## Provided entries

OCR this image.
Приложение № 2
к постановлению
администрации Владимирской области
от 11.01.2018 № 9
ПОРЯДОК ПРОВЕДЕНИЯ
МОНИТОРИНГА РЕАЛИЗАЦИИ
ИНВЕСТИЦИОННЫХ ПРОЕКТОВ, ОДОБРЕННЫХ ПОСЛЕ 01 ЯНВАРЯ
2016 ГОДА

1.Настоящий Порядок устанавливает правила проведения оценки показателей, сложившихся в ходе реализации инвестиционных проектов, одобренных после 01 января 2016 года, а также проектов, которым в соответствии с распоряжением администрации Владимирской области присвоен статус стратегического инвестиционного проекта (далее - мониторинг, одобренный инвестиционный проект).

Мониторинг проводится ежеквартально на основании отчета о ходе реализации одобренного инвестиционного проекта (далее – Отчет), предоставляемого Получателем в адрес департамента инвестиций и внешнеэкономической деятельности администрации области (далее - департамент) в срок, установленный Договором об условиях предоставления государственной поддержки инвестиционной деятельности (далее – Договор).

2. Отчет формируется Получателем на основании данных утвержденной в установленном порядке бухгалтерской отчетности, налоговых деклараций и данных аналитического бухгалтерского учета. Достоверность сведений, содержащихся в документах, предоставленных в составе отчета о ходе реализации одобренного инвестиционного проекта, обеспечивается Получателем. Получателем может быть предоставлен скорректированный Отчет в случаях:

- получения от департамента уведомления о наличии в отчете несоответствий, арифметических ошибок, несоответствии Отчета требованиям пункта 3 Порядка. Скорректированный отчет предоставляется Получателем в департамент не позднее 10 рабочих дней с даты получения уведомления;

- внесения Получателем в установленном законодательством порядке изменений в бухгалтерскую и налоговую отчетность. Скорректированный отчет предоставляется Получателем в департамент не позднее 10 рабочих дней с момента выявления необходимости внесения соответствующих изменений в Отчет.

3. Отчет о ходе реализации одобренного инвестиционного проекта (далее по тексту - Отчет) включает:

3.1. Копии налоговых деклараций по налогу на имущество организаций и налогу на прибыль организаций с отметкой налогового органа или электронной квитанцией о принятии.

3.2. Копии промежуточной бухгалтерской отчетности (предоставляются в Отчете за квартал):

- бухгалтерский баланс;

## Required task
Among the lines of the material, find those that hold the word "ходе" and copy them.

## Correct response
1.Настоящий Порядок устанавливает правила проведения оценки показателей, сложившихся в ходе реализации инвестиционных проектов, одобренных после 01 января 2016 года, а также проектов, которым в соответствии с распоряжением администрации Владимирской области присвоен статус стратегического инвестиционного проекта (далее - мониторинг, одобренный инвестиционный проект).
Мониторинг проводится ежеквартально на основании отчета о ходе реализации одобренного инвестиционного проекта (далее – Отчет), предоставляемого Получателем в адрес департамента инвестиций и внешнеэкономической деятельности администрации области (далее - департамент) в срок, установленный Договором об условиях предоставления государственной поддержки инвестиционной деятельности (далее – Договор).
2. Отчет формируется Получателем на основании данных утвержденной в установленном порядке бухгалтерской отчетности, налоговых деклараций и данных аналитического бухгалтерского учета. Достоверность сведений, содержащихся в документах, предоставленных в составе отчета о ходе реализации одобренного инвестиционного проекта, обеспечивается Получателем. Получателем может быть предоставлен скорректированный Отчет в случаях:
3. Отчет о ходе реализации одобренного инвестиционного проекта (далее по тексту - Отчет) включает:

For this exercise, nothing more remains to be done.